→ **What is required**: Write out all the entries word for word and omit any pictures.
--- START OF Excerpted data ---
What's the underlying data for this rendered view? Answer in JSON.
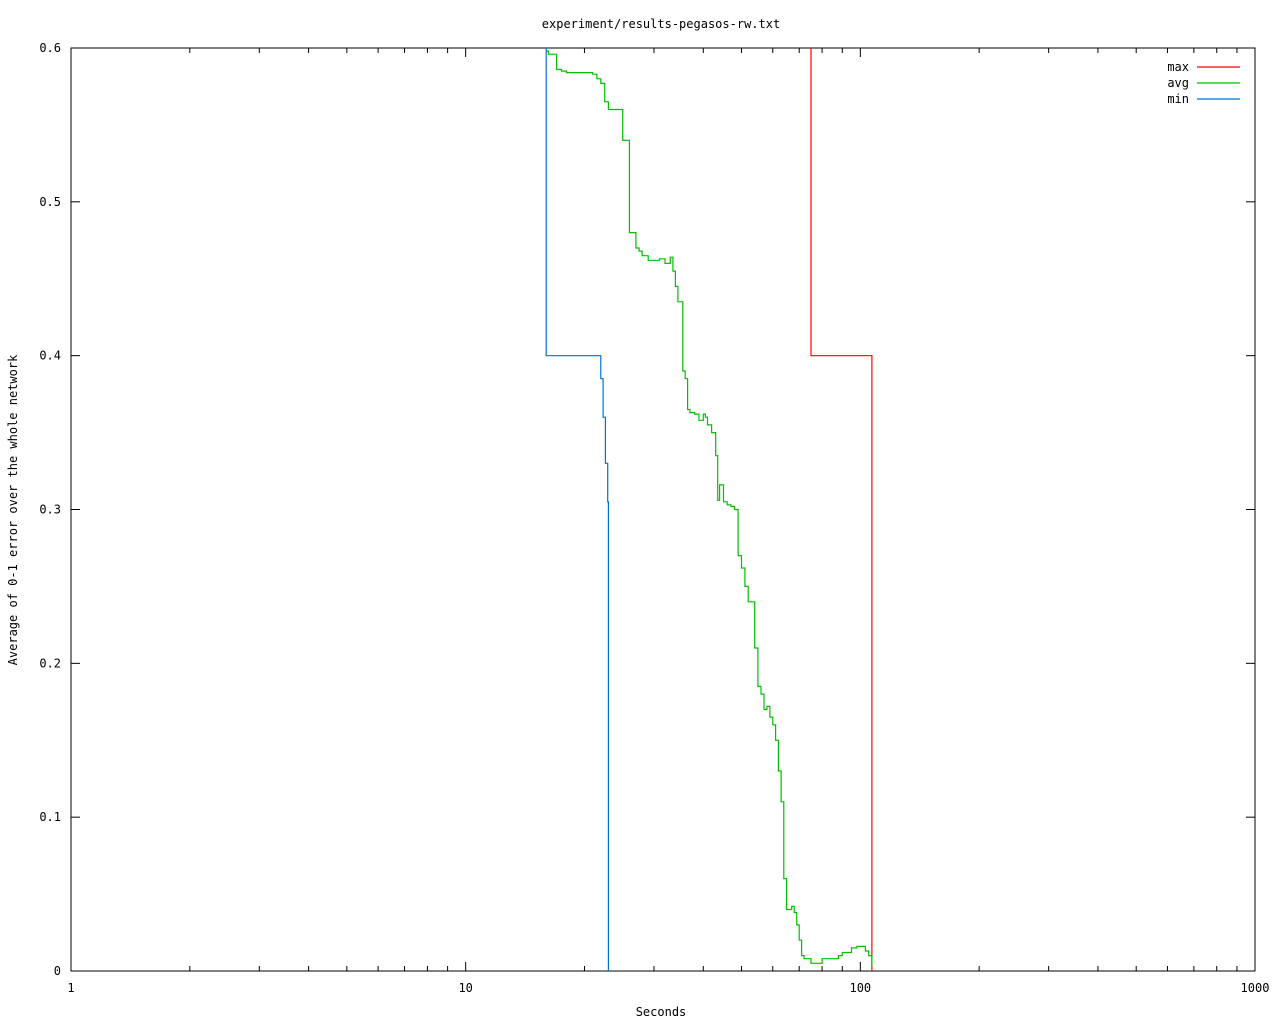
{
  "chart_data": {
    "type": "line",
    "title": "experiment/results-pegasos-rw.txt",
    "xlabel": "Seconds",
    "ylabel": "Average of 0-1 error over the whole network",
    "xscale": "log",
    "xlim": [
      1,
      1000
    ],
    "ylim": [
      0,
      0.6
    ],
    "xticks": [
      1,
      10,
      100,
      1000
    ],
    "xtick_labels": [
      "1",
      "10",
      "100",
      "1000"
    ],
    "yticks": [
      0,
      0.1,
      0.2,
      0.3,
      0.4,
      0.5,
      0.6
    ],
    "ytick_labels": [
      "0",
      "0.1",
      "0.2",
      "0.3",
      "0.4",
      "0.5",
      "0.6"
    ],
    "grid": false,
    "legend_position": "top-right",
    "series": [
      {
        "name": "max",
        "color": "#ff0000",
        "x": [
          75,
          75,
          107,
          107
        ],
        "y": [
          0.6,
          0.4,
          0.4,
          0.0
        ]
      },
      {
        "name": "avg",
        "color": "#00c000",
        "x": [
          16,
          16.2,
          17,
          17.5,
          18,
          19,
          21,
          21.5,
          22,
          22.5,
          23,
          24,
          25,
          26,
          26.5,
          27,
          27.5,
          28,
          29,
          30,
          31,
          32,
          33,
          33.5,
          34,
          34.5,
          35,
          35.5,
          36,
          36.5,
          37,
          38,
          39,
          40,
          40.5,
          41,
          42,
          43,
          43.5,
          44,
          45,
          46,
          47,
          48,
          49,
          50,
          51,
          52,
          53,
          54,
          55,
          56,
          57,
          58,
          59,
          60,
          61,
          62,
          63,
          64,
          65,
          66,
          67,
          68,
          69,
          70,
          71,
          72,
          73,
          75,
          78,
          80,
          82,
          85,
          88,
          90,
          95,
          98,
          100,
          103,
          105,
          107
        ],
        "y": [
          0.598,
          0.596,
          0.586,
          0.585,
          0.584,
          0.584,
          0.583,
          0.58,
          0.577,
          0.565,
          0.56,
          0.56,
          0.54,
          0.48,
          0.48,
          0.47,
          0.468,
          0.465,
          0.462,
          0.462,
          0.463,
          0.46,
          0.464,
          0.455,
          0.445,
          0.435,
          0.435,
          0.39,
          0.385,
          0.365,
          0.363,
          0.362,
          0.358,
          0.362,
          0.36,
          0.355,
          0.35,
          0.335,
          0.306,
          0.316,
          0.305,
          0.303,
          0.302,
          0.3,
          0.27,
          0.262,
          0.25,
          0.24,
          0.24,
          0.21,
          0.185,
          0.18,
          0.17,
          0.172,
          0.165,
          0.16,
          0.15,
          0.13,
          0.11,
          0.06,
          0.04,
          0.04,
          0.042,
          0.038,
          0.03,
          0.02,
          0.01,
          0.008,
          0.008,
          0.005,
          0.005,
          0.008,
          0.008,
          0.008,
          0.01,
          0.012,
          0.015,
          0.016,
          0.016,
          0.013,
          0.01,
          0.003
        ]
      },
      {
        "name": "min",
        "color": "#0070d0",
        "x": [
          16,
          16,
          21.8,
          22.0,
          22.3,
          22.6,
          22.9,
          23.0,
          23.0
        ],
        "y": [
          0.6,
          0.4,
          0.4,
          0.385,
          0.36,
          0.33,
          0.305,
          0.3,
          0.0
        ]
      }
    ]
  }
}
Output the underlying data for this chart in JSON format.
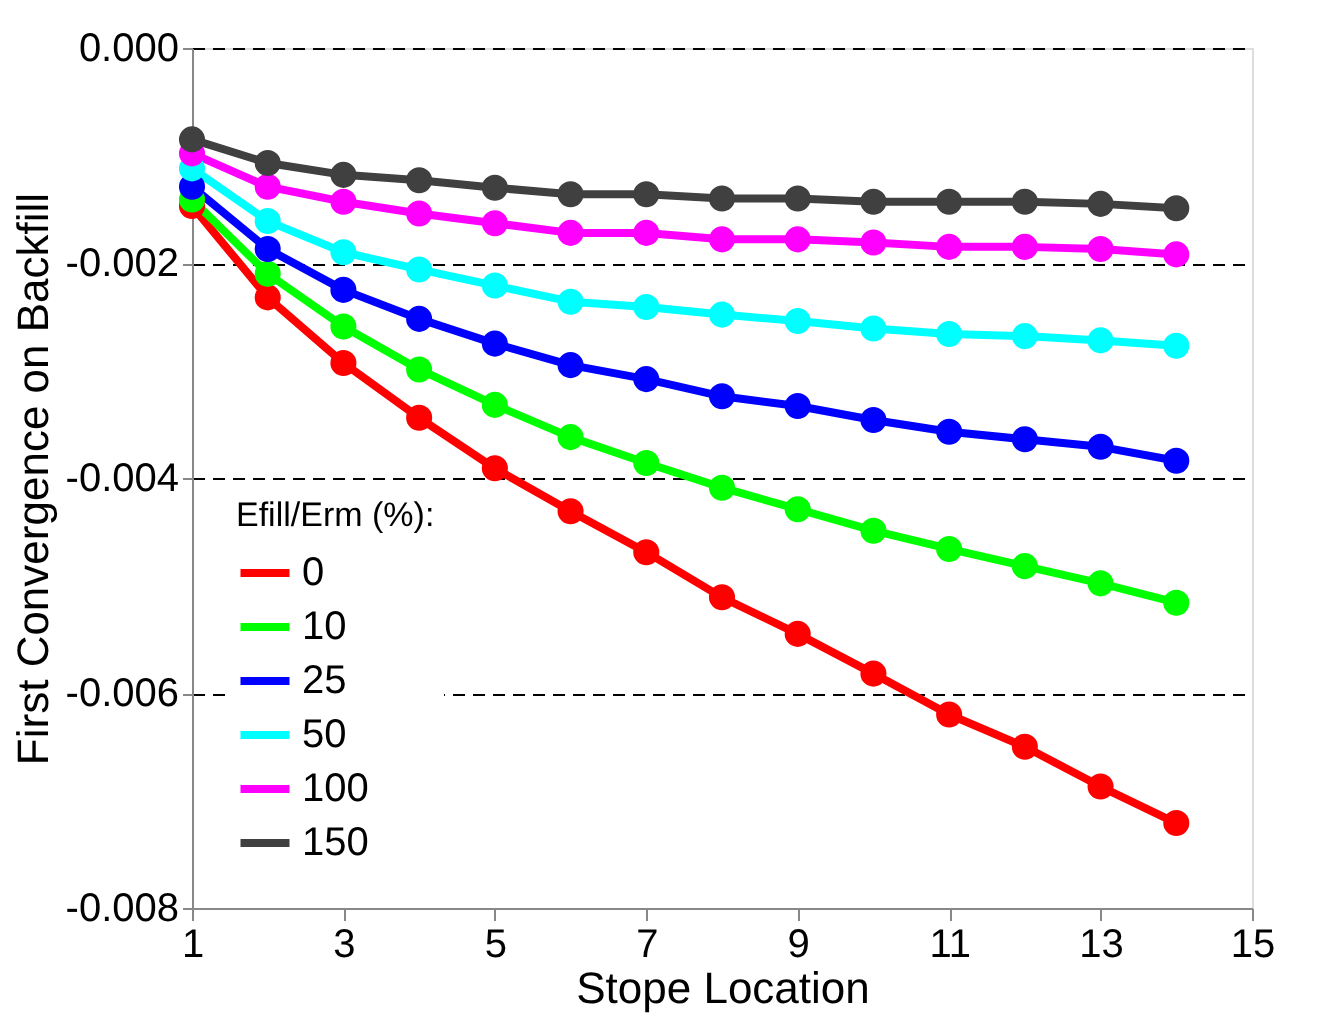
{
  "chart_data": {
    "type": "line",
    "xlabel": "Stope Location",
    "ylabel": "First Convergence on Backfill",
    "legend_title": "Efill/Erm (%):",
    "x": [
      1,
      2,
      3,
      4,
      5,
      6,
      7,
      8,
      9,
      10,
      11,
      12,
      13,
      14
    ],
    "series": [
      {
        "name": "0",
        "color": "#ff0000",
        "values": [
          -0.00147,
          -0.00232,
          -0.00293,
          -0.00344,
          -0.00391,
          -0.00431,
          -0.00469,
          -0.00511,
          -0.00545,
          -0.00582,
          -0.0062,
          -0.0065,
          -0.00687,
          -0.00721
        ]
      },
      {
        "name": "10",
        "color": "#00ff00",
        "values": [
          -0.00141,
          -0.0021,
          -0.00259,
          -0.00299,
          -0.00332,
          -0.00362,
          -0.00386,
          -0.00409,
          -0.00429,
          -0.00449,
          -0.00466,
          -0.00482,
          -0.00498,
          -0.00516
        ]
      },
      {
        "name": "25",
        "color": "#0000ff",
        "values": [
          -0.00129,
          -0.00187,
          -0.00225,
          -0.00252,
          -0.00275,
          -0.00295,
          -0.00308,
          -0.00324,
          -0.00333,
          -0.00346,
          -0.00357,
          -0.00364,
          -0.00371,
          -0.00384
        ]
      },
      {
        "name": "50",
        "color": "#00ffff",
        "values": [
          -0.00112,
          -0.00161,
          -0.0019,
          -0.00206,
          -0.00221,
          -0.00236,
          -0.00241,
          -0.00248,
          -0.00254,
          -0.00261,
          -0.00266,
          -0.00268,
          -0.00272,
          -0.00277
        ]
      },
      {
        "name": "100",
        "color": "#ff00ff",
        "values": [
          -0.00098,
          -0.00129,
          -0.00143,
          -0.00154,
          -0.00163,
          -0.00172,
          -0.00172,
          -0.00178,
          -0.00178,
          -0.00181,
          -0.00185,
          -0.00185,
          -0.00187,
          -0.00192
        ]
      },
      {
        "name": "150",
        "color": "#404040",
        "values": [
          -0.00085,
          -0.00107,
          -0.00118,
          -0.00123,
          -0.0013,
          -0.00136,
          -0.00136,
          -0.0014,
          -0.0014,
          -0.00143,
          -0.00143,
          -0.00143,
          -0.00145,
          -0.00149
        ]
      }
    ],
    "xlim": [
      1,
      15
    ],
    "xticks": [
      1,
      3,
      5,
      7,
      9,
      11,
      13,
      15
    ],
    "ylim": [
      -0.008,
      0.0
    ],
    "yticks": [
      {
        "value": -0.008,
        "label": "-0.008"
      },
      {
        "value": -0.006,
        "label": "-0.006"
      },
      {
        "value": -0.004,
        "label": "-0.004"
      },
      {
        "value": -0.002,
        "label": "-0.002"
      },
      {
        "value": 0.0,
        "label": "0.000"
      }
    ],
    "grid": "y",
    "line_style": "solid",
    "marker": "circle",
    "legend": "bottom left"
  }
}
--- END OF Excerpted data ---
→ **Final result**:
What's the underlying data for this rendered view? Answer in JSON.
{
  "chart_data": {
    "type": "line",
    "title": "experiment/results-pegasos-rw.txt",
    "xlabel": "Seconds",
    "ylabel": "Average of 0-1 error over the whole network",
    "xscale": "log",
    "xlim": [
      1,
      1000
    ],
    "ylim": [
      0,
      0.6
    ],
    "xticks": [
      1,
      10,
      100,
      1000
    ],
    "xtick_labels": [
      "1",
      "10",
      "100",
      "1000"
    ],
    "yticks": [
      0,
      0.1,
      0.2,
      0.3,
      0.4,
      0.5,
      0.6
    ],
    "ytick_labels": [
      "0",
      "0.1",
      "0.2",
      "0.3",
      "0.4",
      "0.5",
      "0.6"
    ],
    "grid": false,
    "legend_position": "top-right",
    "series": [
      {
        "name": "max",
        "color": "#ff0000",
        "x": [
          75,
          75,
          107,
          107
        ],
        "y": [
          0.6,
          0.4,
          0.4,
          0.0
        ]
      },
      {
        "name": "avg",
        "color": "#00c000",
        "x": [
          16,
          16.2,
          17,
          17.5,
          18,
          19,
          21,
          21.5,
          22,
          22.5,
          23,
          24,
          25,
          26,
          26.5,
          27,
          27.5,
          28,
          29,
          30,
          31,
          32,
          33,
          33.5,
          34,
          34.5,
          35,
          35.5,
          36,
          36.5,
          37,
          38,
          39,
          40,
          40.5,
          41,
          42,
          43,
          43.5,
          44,
          45,
          46,
          47,
          48,
          49,
          50,
          51,
          52,
          53,
          54,
          55,
          56,
          57,
          58,
          59,
          60,
          61,
          62,
          63,
          64,
          65,
          66,
          67,
          68,
          69,
          70,
          71,
          72,
          73,
          75,
          78,
          80,
          82,
          85,
          88,
          90,
          95,
          98,
          100,
          103,
          105,
          107
        ],
        "y": [
          0.598,
          0.596,
          0.586,
          0.585,
          0.584,
          0.584,
          0.583,
          0.58,
          0.577,
          0.565,
          0.56,
          0.56,
          0.54,
          0.48,
          0.48,
          0.47,
          0.468,
          0.465,
          0.462,
          0.462,
          0.463,
          0.46,
          0.464,
          0.455,
          0.445,
          0.435,
          0.435,
          0.39,
          0.385,
          0.365,
          0.363,
          0.362,
          0.358,
          0.362,
          0.36,
          0.355,
          0.35,
          0.335,
          0.306,
          0.316,
          0.305,
          0.303,
          0.302,
          0.3,
          0.27,
          0.262,
          0.25,
          0.24,
          0.24,
          0.21,
          0.185,
          0.18,
          0.17,
          0.172,
          0.165,
          0.16,
          0.15,
          0.13,
          0.11,
          0.06,
          0.04,
          0.04,
          0.042,
          0.038,
          0.03,
          0.02,
          0.01,
          0.008,
          0.008,
          0.005,
          0.005,
          0.008,
          0.008,
          0.008,
          0.01,
          0.012,
          0.015,
          0.016,
          0.016,
          0.013,
          0.01,
          0.003
        ]
      },
      {
        "name": "min",
        "color": "#0070d0",
        "x": [
          16,
          16,
          21.8,
          22.0,
          22.3,
          22.6,
          22.9,
          23.0,
          23.0
        ],
        "y": [
          0.6,
          0.4,
          0.4,
          0.385,
          0.36,
          0.33,
          0.305,
          0.3,
          0.0
        ]
      }
    ]
  }
}
Output the underlying data for this chart in JSON format.
{
  "chart_data": {
    "type": "line",
    "xlabel": "Stope Location",
    "ylabel": "First Convergence on Backfill",
    "legend_title": "Efill/Erm (%):",
    "x": [
      1,
      2,
      3,
      4,
      5,
      6,
      7,
      8,
      9,
      10,
      11,
      12,
      13,
      14
    ],
    "series": [
      {
        "name": "0",
        "color": "#ff0000",
        "values": [
          -0.00147,
          -0.00232,
          -0.00293,
          -0.00344,
          -0.00391,
          -0.00431,
          -0.00469,
          -0.00511,
          -0.00545,
          -0.00582,
          -0.0062,
          -0.0065,
          -0.00687,
          -0.00721
        ]
      },
      {
        "name": "10",
        "color": "#00ff00",
        "values": [
          -0.00141,
          -0.0021,
          -0.00259,
          -0.00299,
          -0.00332,
          -0.00362,
          -0.00386,
          -0.00409,
          -0.00429,
          -0.00449,
          -0.00466,
          -0.00482,
          -0.00498,
          -0.00516
        ]
      },
      {
        "name": "25",
        "color": "#0000ff",
        "values": [
          -0.00129,
          -0.00187,
          -0.00225,
          -0.00252,
          -0.00275,
          -0.00295,
          -0.00308,
          -0.00324,
          -0.00333,
          -0.00346,
          -0.00357,
          -0.00364,
          -0.00371,
          -0.00384
        ]
      },
      {
        "name": "50",
        "color": "#00ffff",
        "values": [
          -0.00112,
          -0.00161,
          -0.0019,
          -0.00206,
          -0.00221,
          -0.00236,
          -0.00241,
          -0.00248,
          -0.00254,
          -0.00261,
          -0.00266,
          -0.00268,
          -0.00272,
          -0.00277
        ]
      },
      {
        "name": "100",
        "color": "#ff00ff",
        "values": [
          -0.00098,
          -0.00129,
          -0.00143,
          -0.00154,
          -0.00163,
          -0.00172,
          -0.00172,
          -0.00178,
          -0.00178,
          -0.00181,
          -0.00185,
          -0.00185,
          -0.00187,
          -0.00192
        ]
      },
      {
        "name": "150",
        "color": "#404040",
        "values": [
          -0.00085,
          -0.00107,
          -0.00118,
          -0.00123,
          -0.0013,
          -0.00136,
          -0.00136,
          -0.0014,
          -0.0014,
          -0.00143,
          -0.00143,
          -0.00143,
          -0.00145,
          -0.00149
        ]
      }
    ],
    "xlim": [
      1,
      15
    ],
    "xticks": [
      1,
      3,
      5,
      7,
      9,
      11,
      13,
      15
    ],
    "ylim": [
      -0.008,
      0.0
    ],
    "yticks": [
      {
        "value": -0.008,
        "label": "-0.008"
      },
      {
        "value": -0.006,
        "label": "-0.006"
      },
      {
        "value": -0.004,
        "label": "-0.004"
      },
      {
        "value": -0.002,
        "label": "-0.002"
      },
      {
        "value": 0.0,
        "label": "0.000"
      }
    ],
    "grid": "y",
    "line_style": "solid",
    "marker": "circle",
    "legend": "bottom left"
  }
}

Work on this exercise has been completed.